+++ Supplied information

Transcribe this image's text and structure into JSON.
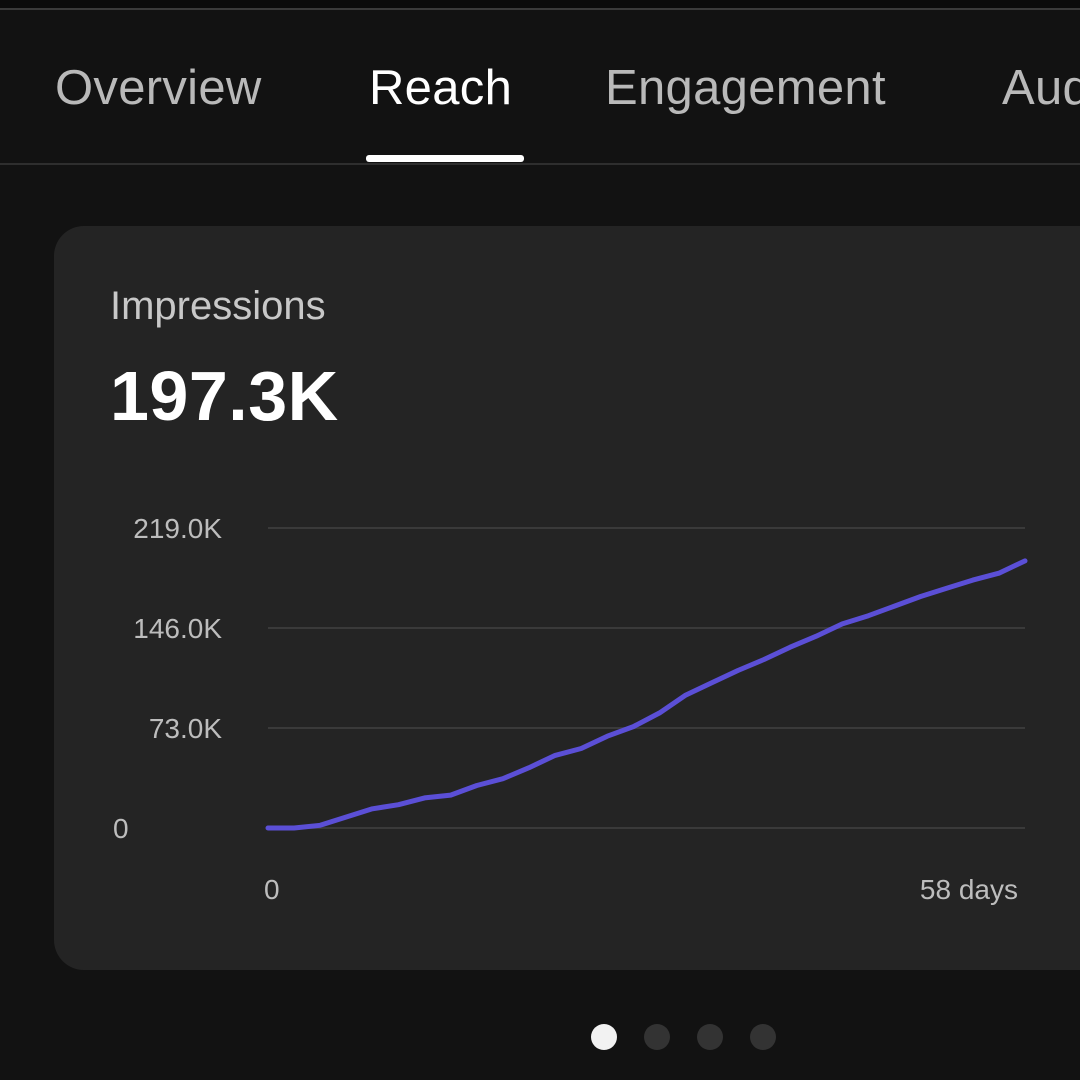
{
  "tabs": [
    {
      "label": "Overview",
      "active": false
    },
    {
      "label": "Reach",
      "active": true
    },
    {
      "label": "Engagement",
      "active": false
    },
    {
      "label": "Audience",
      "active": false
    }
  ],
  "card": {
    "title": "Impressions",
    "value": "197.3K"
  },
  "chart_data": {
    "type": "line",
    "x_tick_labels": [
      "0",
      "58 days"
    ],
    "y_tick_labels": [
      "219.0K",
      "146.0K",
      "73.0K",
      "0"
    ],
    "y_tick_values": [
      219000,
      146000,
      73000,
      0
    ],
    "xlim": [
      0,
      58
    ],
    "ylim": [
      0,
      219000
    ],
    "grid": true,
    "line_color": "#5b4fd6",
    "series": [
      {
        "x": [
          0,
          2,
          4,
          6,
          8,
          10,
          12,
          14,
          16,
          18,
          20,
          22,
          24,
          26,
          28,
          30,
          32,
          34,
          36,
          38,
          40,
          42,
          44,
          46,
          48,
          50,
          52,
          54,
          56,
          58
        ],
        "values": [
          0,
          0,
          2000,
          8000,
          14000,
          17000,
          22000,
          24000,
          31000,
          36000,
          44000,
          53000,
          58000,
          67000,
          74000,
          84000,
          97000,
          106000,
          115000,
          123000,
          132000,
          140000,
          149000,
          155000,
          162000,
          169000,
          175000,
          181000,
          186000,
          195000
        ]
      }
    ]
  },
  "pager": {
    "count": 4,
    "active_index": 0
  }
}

++++++

* [What to work on] Write every record out again exactly; no pictures belong in the copy.

* [Finished exercise]
Transcribe this image's text and structure into JSON.
{
  "tabs": [
    {
      "label": "Overview",
      "active": false
    },
    {
      "label": "Reach",
      "active": true
    },
    {
      "label": "Engagement",
      "active": false
    },
    {
      "label": "Audience",
      "active": false
    }
  ],
  "card": {
    "title": "Impressions",
    "value": "197.3K"
  },
  "chart_data": {
    "type": "line",
    "x_tick_labels": [
      "0",
      "58 days"
    ],
    "y_tick_labels": [
      "219.0K",
      "146.0K",
      "73.0K",
      "0"
    ],
    "y_tick_values": [
      219000,
      146000,
      73000,
      0
    ],
    "xlim": [
      0,
      58
    ],
    "ylim": [
      0,
      219000
    ],
    "grid": true,
    "line_color": "#5b4fd6",
    "series": [
      {
        "x": [
          0,
          2,
          4,
          6,
          8,
          10,
          12,
          14,
          16,
          18,
          20,
          22,
          24,
          26,
          28,
          30,
          32,
          34,
          36,
          38,
          40,
          42,
          44,
          46,
          48,
          50,
          52,
          54,
          56,
          58
        ],
        "values": [
          0,
          0,
          2000,
          8000,
          14000,
          17000,
          22000,
          24000,
          31000,
          36000,
          44000,
          53000,
          58000,
          67000,
          74000,
          84000,
          97000,
          106000,
          115000,
          123000,
          132000,
          140000,
          149000,
          155000,
          162000,
          169000,
          175000,
          181000,
          186000,
          195000
        ]
      }
    ]
  },
  "pager": {
    "count": 4,
    "active_index": 0
  }
}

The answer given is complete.